> _Task requirements_
Filter these entries so that only lines with the word "this" remain.

Data entries
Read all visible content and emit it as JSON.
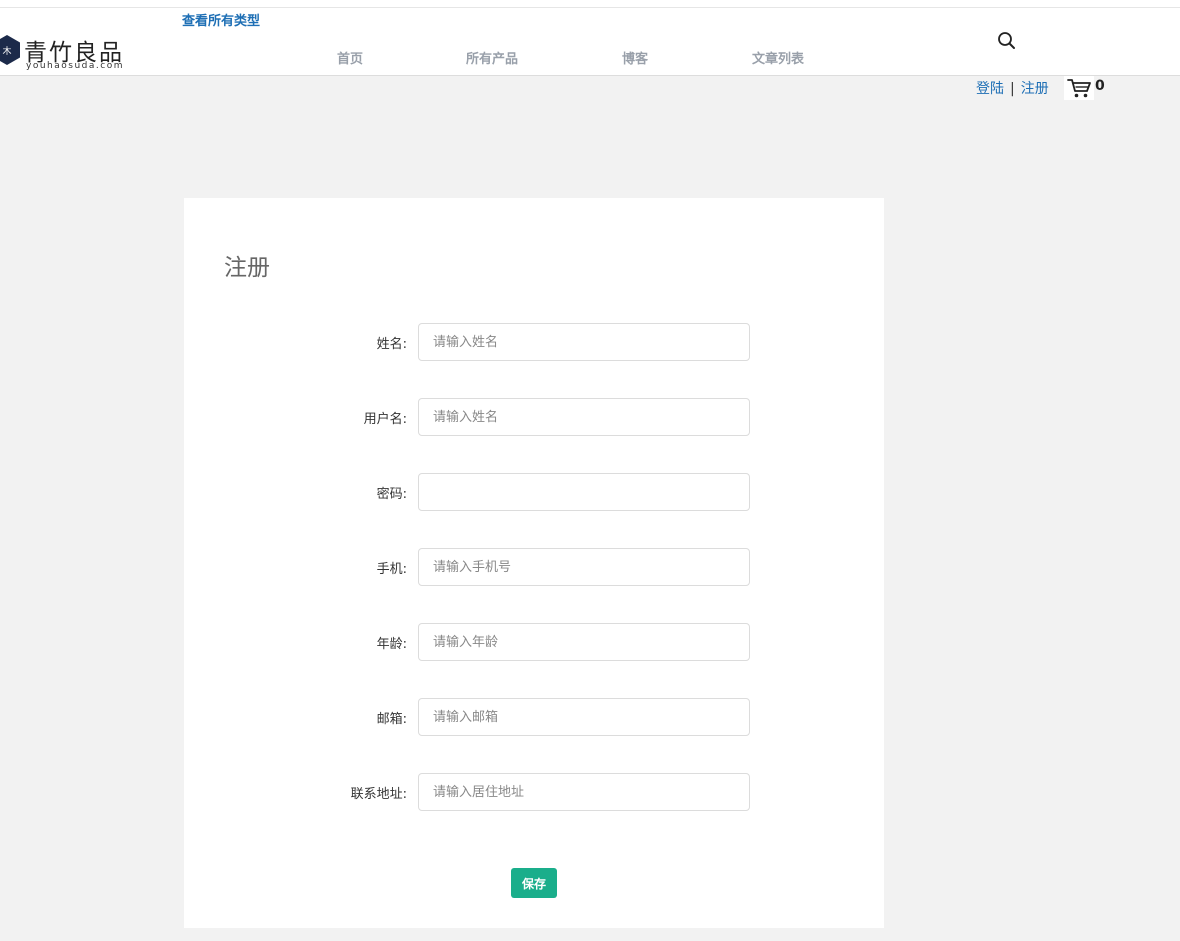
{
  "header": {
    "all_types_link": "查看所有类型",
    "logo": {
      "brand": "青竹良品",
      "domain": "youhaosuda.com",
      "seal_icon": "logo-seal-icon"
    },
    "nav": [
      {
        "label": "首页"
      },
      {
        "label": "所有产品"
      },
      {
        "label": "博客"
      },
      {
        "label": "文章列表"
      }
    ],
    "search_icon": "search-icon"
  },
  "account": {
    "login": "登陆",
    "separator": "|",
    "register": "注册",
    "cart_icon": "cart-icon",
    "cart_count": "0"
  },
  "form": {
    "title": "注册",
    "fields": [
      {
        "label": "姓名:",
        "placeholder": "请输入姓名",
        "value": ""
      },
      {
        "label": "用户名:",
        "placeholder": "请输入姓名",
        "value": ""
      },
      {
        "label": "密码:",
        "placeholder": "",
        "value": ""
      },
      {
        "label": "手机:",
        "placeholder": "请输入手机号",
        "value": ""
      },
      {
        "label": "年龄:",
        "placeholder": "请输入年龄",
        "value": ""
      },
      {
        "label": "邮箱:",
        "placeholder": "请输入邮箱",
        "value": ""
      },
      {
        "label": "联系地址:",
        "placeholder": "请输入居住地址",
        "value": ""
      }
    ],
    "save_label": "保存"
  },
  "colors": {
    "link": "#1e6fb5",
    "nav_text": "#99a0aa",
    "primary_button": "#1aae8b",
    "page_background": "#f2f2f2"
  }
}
---
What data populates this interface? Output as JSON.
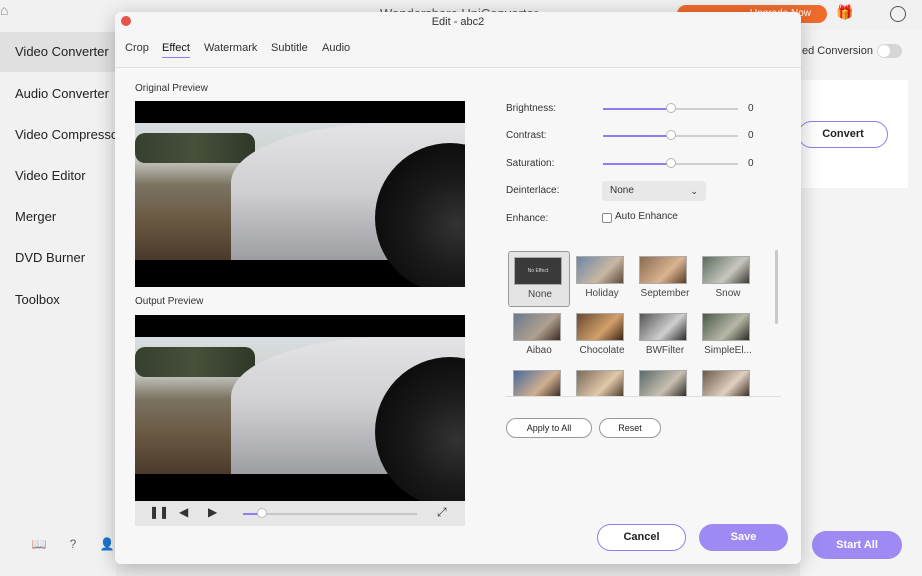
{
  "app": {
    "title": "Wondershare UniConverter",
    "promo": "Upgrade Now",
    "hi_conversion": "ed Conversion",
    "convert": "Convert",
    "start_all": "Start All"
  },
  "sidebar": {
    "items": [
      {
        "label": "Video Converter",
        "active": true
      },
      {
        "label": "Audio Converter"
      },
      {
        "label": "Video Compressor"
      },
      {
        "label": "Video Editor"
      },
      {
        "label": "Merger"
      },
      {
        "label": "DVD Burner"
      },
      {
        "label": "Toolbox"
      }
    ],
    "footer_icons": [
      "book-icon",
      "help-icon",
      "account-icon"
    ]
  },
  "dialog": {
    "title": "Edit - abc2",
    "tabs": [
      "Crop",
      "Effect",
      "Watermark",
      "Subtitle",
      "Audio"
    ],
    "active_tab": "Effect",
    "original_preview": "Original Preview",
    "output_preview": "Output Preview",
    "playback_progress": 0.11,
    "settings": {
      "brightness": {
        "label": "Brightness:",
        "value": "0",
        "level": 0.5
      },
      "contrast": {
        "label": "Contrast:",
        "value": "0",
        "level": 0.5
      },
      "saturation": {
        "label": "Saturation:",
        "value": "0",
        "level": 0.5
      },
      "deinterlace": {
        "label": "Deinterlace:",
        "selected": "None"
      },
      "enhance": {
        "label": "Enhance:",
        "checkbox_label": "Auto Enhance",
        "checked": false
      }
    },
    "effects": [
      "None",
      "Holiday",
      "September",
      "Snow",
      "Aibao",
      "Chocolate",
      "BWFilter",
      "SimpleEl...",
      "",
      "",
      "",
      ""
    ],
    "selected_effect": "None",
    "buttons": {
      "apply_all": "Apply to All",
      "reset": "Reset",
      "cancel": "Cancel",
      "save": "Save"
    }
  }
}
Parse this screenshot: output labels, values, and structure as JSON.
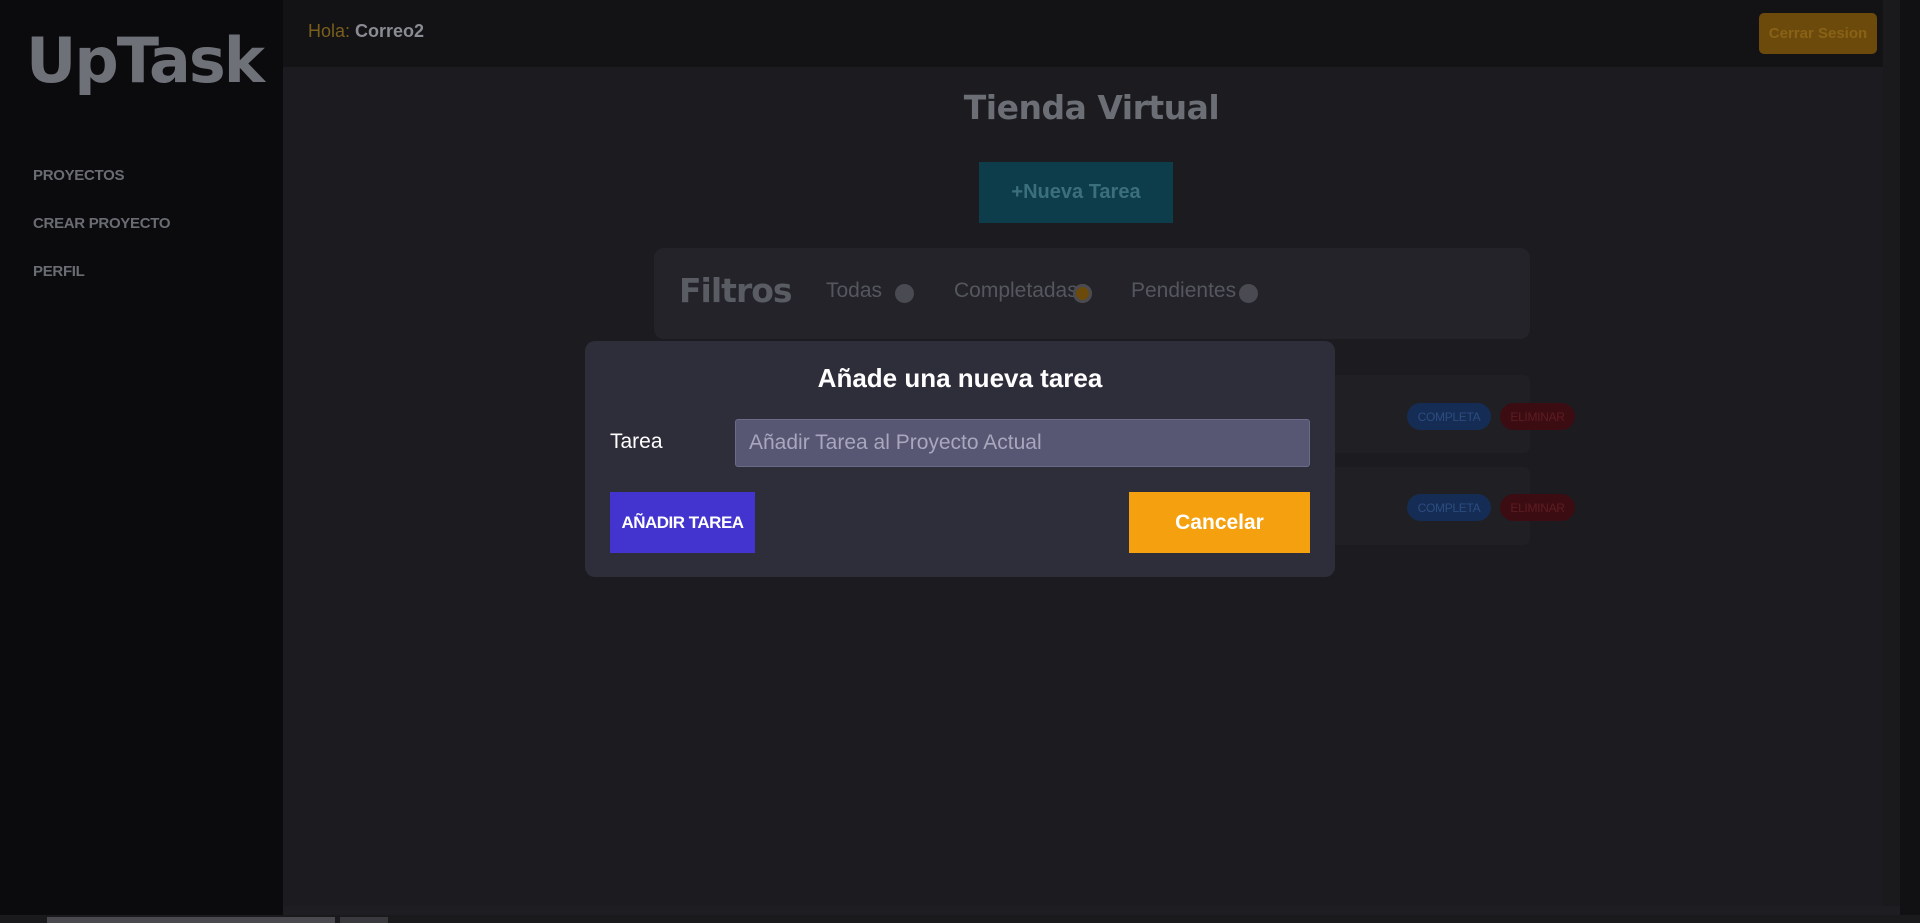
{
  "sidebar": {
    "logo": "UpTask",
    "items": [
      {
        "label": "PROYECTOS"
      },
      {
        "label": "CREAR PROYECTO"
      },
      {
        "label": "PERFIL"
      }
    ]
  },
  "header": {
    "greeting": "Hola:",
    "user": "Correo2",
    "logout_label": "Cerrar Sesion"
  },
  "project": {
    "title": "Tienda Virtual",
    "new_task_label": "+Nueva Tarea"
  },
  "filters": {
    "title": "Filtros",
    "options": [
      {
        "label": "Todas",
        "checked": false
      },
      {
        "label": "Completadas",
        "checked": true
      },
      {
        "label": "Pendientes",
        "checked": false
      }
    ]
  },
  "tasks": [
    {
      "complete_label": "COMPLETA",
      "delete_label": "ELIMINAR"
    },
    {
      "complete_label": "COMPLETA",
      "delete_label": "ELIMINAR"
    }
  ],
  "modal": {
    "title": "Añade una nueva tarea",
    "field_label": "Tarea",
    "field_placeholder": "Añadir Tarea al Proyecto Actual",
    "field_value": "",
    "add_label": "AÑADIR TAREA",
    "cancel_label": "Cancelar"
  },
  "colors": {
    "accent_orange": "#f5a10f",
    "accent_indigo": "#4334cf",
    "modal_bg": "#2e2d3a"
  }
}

> _Response_
What data populates this interface? Output as JSON.
Parse this screenshot: output labels, values, and structure as JSON.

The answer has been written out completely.